(Data entries)
-- BEGIN --
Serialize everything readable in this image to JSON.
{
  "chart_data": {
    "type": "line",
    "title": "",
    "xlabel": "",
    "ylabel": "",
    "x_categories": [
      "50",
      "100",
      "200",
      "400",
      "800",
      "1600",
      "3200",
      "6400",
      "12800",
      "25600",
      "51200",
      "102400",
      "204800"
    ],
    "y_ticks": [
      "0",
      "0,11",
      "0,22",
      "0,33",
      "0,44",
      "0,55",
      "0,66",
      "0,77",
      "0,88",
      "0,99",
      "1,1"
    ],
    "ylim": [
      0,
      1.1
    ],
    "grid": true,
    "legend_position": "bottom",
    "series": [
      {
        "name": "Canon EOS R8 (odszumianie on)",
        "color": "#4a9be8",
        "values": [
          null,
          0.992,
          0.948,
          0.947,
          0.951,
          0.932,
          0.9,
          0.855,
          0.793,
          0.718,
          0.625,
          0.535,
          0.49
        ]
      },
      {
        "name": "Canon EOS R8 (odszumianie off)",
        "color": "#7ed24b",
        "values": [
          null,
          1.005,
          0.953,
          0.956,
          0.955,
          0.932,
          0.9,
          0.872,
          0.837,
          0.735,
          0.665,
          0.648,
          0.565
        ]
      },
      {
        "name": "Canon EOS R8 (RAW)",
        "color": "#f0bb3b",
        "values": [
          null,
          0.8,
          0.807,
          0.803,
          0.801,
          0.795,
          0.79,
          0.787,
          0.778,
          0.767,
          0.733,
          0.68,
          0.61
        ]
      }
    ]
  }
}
-- END --
[REQUIRED TASK]:
Provide an exact reproduction of all the entries shown above.

[ANSWER TO THE TASK]:
Serialize everything readable in this image to JSON.
{
  "chart_data": {
    "type": "line",
    "title": "",
    "xlabel": "",
    "ylabel": "",
    "x_categories": [
      "50",
      "100",
      "200",
      "400",
      "800",
      "1600",
      "3200",
      "6400",
      "12800",
      "25600",
      "51200",
      "102400",
      "204800"
    ],
    "y_ticks": [
      "0",
      "0,11",
      "0,22",
      "0,33",
      "0,44",
      "0,55",
      "0,66",
      "0,77",
      "0,88",
      "0,99",
      "1,1"
    ],
    "ylim": [
      0,
      1.1
    ],
    "grid": true,
    "legend_position": "bottom",
    "series": [
      {
        "name": "Canon EOS R8 (odszumianie on)",
        "color": "#4a9be8",
        "values": [
          null,
          0.992,
          0.948,
          0.947,
          0.951,
          0.932,
          0.9,
          0.855,
          0.793,
          0.718,
          0.625,
          0.535,
          0.49
        ]
      },
      {
        "name": "Canon EOS R8 (odszumianie off)",
        "color": "#7ed24b",
        "values": [
          null,
          1.005,
          0.953,
          0.956,
          0.955,
          0.932,
          0.9,
          0.872,
          0.837,
          0.735,
          0.665,
          0.648,
          0.565
        ]
      },
      {
        "name": "Canon EOS R8 (RAW)",
        "color": "#f0bb3b",
        "values": [
          null,
          0.8,
          0.807,
          0.803,
          0.801,
          0.795,
          0.79,
          0.787,
          0.778,
          0.767,
          0.733,
          0.68,
          0.61
        ]
      }
    ]
  }
}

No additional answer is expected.